> **Goal**: Drop every picture, then transcribe the remaining data exactly.

> **Records provided**:

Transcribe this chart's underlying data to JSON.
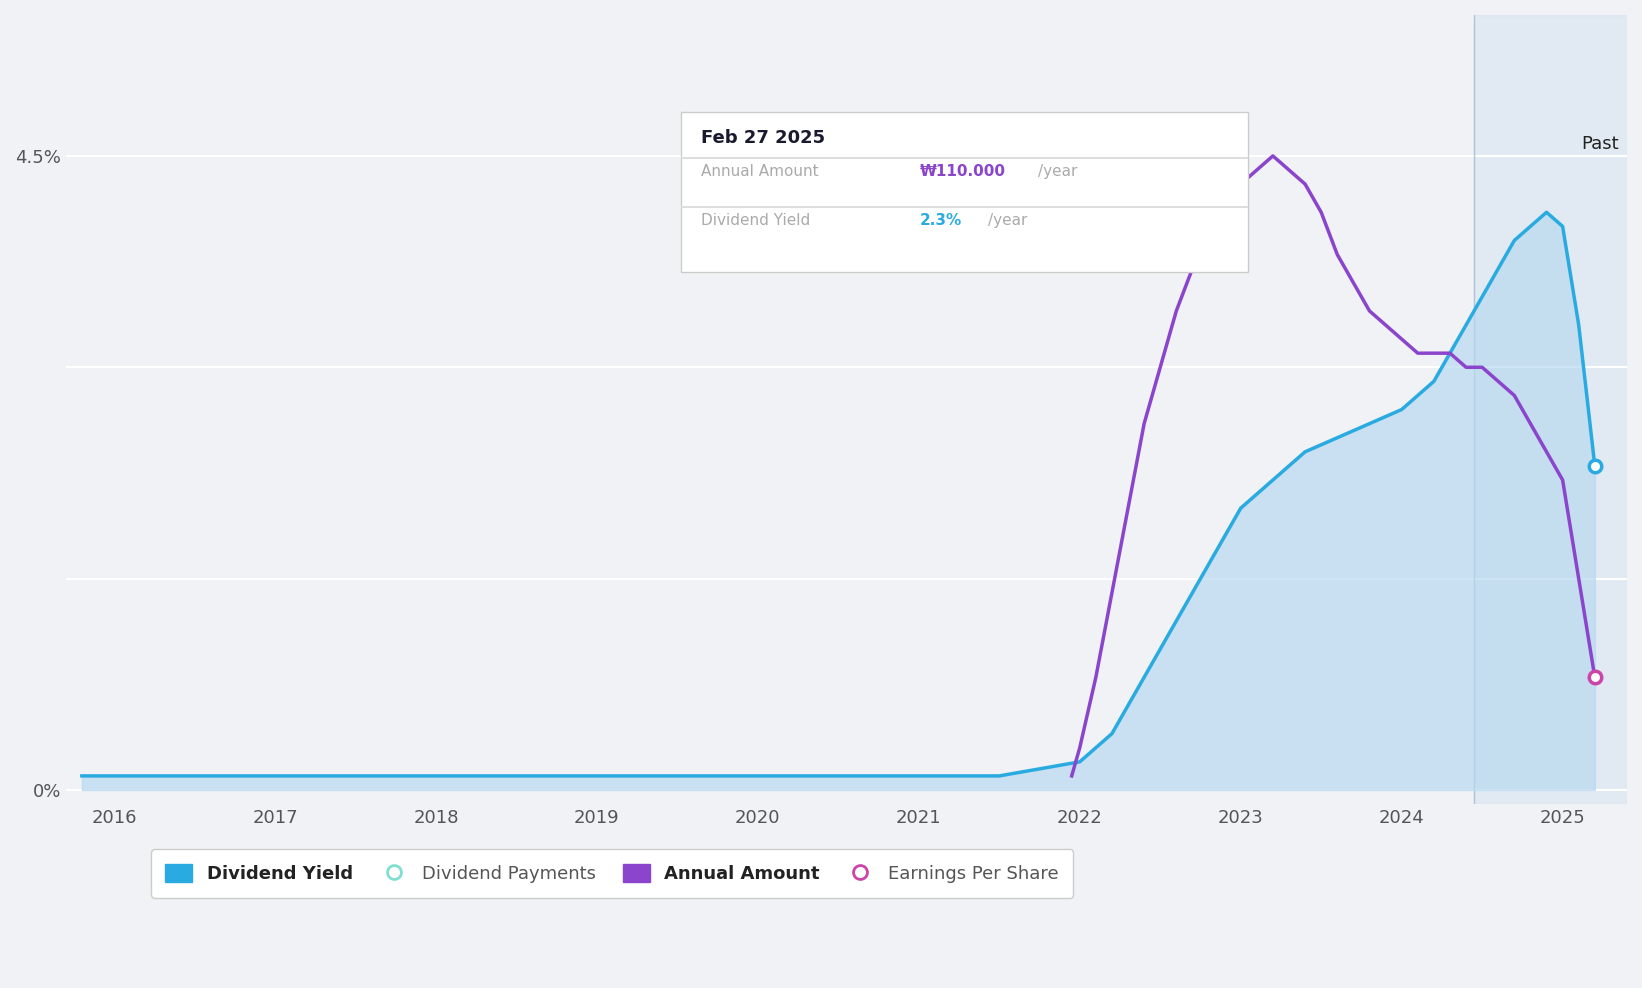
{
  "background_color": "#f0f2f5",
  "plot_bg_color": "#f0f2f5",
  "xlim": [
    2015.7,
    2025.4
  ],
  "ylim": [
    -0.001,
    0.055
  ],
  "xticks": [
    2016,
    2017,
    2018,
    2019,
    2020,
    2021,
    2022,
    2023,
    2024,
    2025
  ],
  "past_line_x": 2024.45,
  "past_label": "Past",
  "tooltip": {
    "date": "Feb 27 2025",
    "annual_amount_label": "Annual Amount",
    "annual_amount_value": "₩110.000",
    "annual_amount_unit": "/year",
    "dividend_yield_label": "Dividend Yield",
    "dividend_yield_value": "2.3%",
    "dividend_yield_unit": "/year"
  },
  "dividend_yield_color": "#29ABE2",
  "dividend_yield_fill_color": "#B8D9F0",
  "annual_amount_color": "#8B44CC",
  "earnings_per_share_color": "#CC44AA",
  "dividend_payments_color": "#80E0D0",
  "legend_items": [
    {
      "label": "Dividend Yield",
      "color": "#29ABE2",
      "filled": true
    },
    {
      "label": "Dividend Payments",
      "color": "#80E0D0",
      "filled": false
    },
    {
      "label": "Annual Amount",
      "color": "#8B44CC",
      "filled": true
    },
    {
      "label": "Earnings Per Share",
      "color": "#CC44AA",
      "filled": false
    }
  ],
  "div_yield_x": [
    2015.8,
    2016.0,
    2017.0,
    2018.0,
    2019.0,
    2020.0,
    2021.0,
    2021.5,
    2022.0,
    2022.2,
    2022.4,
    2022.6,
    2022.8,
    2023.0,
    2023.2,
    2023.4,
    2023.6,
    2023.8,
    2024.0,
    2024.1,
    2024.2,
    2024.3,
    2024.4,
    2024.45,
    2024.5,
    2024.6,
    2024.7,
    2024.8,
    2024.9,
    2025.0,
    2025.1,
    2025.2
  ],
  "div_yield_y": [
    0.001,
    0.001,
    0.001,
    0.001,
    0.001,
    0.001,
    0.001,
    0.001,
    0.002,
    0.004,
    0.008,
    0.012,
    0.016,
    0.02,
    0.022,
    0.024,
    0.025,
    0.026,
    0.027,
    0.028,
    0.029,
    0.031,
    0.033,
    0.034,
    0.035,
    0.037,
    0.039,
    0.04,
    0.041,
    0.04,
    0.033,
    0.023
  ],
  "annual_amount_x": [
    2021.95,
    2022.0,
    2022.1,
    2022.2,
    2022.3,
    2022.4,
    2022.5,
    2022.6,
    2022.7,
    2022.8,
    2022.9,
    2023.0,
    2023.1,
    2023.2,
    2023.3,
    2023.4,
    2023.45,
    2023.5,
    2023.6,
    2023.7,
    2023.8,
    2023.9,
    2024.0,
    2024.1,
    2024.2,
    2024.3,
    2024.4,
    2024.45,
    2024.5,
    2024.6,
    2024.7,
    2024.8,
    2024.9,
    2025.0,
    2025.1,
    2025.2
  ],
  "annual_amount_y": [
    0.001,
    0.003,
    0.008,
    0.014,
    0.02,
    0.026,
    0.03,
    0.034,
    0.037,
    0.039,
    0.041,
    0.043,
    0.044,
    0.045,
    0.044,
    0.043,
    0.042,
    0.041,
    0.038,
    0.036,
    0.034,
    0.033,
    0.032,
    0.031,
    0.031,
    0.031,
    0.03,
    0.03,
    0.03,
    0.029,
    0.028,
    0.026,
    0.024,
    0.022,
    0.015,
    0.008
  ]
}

> **Solution for this task**:
Transcribe this chart's underlying data to JSON.
{
  "background_color": "#f0f2f5",
  "plot_bg_color": "#f0f2f5",
  "xlim": [
    2015.7,
    2025.4
  ],
  "ylim": [
    -0.001,
    0.055
  ],
  "xticks": [
    2016,
    2017,
    2018,
    2019,
    2020,
    2021,
    2022,
    2023,
    2024,
    2025
  ],
  "past_line_x": 2024.45,
  "past_label": "Past",
  "tooltip": {
    "date": "Feb 27 2025",
    "annual_amount_label": "Annual Amount",
    "annual_amount_value": "₩110.000",
    "annual_amount_unit": "/year",
    "dividend_yield_label": "Dividend Yield",
    "dividend_yield_value": "2.3%",
    "dividend_yield_unit": "/year"
  },
  "dividend_yield_color": "#29ABE2",
  "dividend_yield_fill_color": "#B8D9F0",
  "annual_amount_color": "#8B44CC",
  "earnings_per_share_color": "#CC44AA",
  "dividend_payments_color": "#80E0D0",
  "legend_items": [
    {
      "label": "Dividend Yield",
      "color": "#29ABE2",
      "filled": true
    },
    {
      "label": "Dividend Payments",
      "color": "#80E0D0",
      "filled": false
    },
    {
      "label": "Annual Amount",
      "color": "#8B44CC",
      "filled": true
    },
    {
      "label": "Earnings Per Share",
      "color": "#CC44AA",
      "filled": false
    }
  ],
  "div_yield_x": [
    2015.8,
    2016.0,
    2017.0,
    2018.0,
    2019.0,
    2020.0,
    2021.0,
    2021.5,
    2022.0,
    2022.2,
    2022.4,
    2022.6,
    2022.8,
    2023.0,
    2023.2,
    2023.4,
    2023.6,
    2023.8,
    2024.0,
    2024.1,
    2024.2,
    2024.3,
    2024.4,
    2024.45,
    2024.5,
    2024.6,
    2024.7,
    2024.8,
    2024.9,
    2025.0,
    2025.1,
    2025.2
  ],
  "div_yield_y": [
    0.001,
    0.001,
    0.001,
    0.001,
    0.001,
    0.001,
    0.001,
    0.001,
    0.002,
    0.004,
    0.008,
    0.012,
    0.016,
    0.02,
    0.022,
    0.024,
    0.025,
    0.026,
    0.027,
    0.028,
    0.029,
    0.031,
    0.033,
    0.034,
    0.035,
    0.037,
    0.039,
    0.04,
    0.041,
    0.04,
    0.033,
    0.023
  ],
  "annual_amount_x": [
    2021.95,
    2022.0,
    2022.1,
    2022.2,
    2022.3,
    2022.4,
    2022.5,
    2022.6,
    2022.7,
    2022.8,
    2022.9,
    2023.0,
    2023.1,
    2023.2,
    2023.3,
    2023.4,
    2023.45,
    2023.5,
    2023.6,
    2023.7,
    2023.8,
    2023.9,
    2024.0,
    2024.1,
    2024.2,
    2024.3,
    2024.4,
    2024.45,
    2024.5,
    2024.6,
    2024.7,
    2024.8,
    2024.9,
    2025.0,
    2025.1,
    2025.2
  ],
  "annual_amount_y": [
    0.001,
    0.003,
    0.008,
    0.014,
    0.02,
    0.026,
    0.03,
    0.034,
    0.037,
    0.039,
    0.041,
    0.043,
    0.044,
    0.045,
    0.044,
    0.043,
    0.042,
    0.041,
    0.038,
    0.036,
    0.034,
    0.033,
    0.032,
    0.031,
    0.031,
    0.031,
    0.03,
    0.03,
    0.03,
    0.029,
    0.028,
    0.026,
    0.024,
    0.022,
    0.015,
    0.008
  ]
}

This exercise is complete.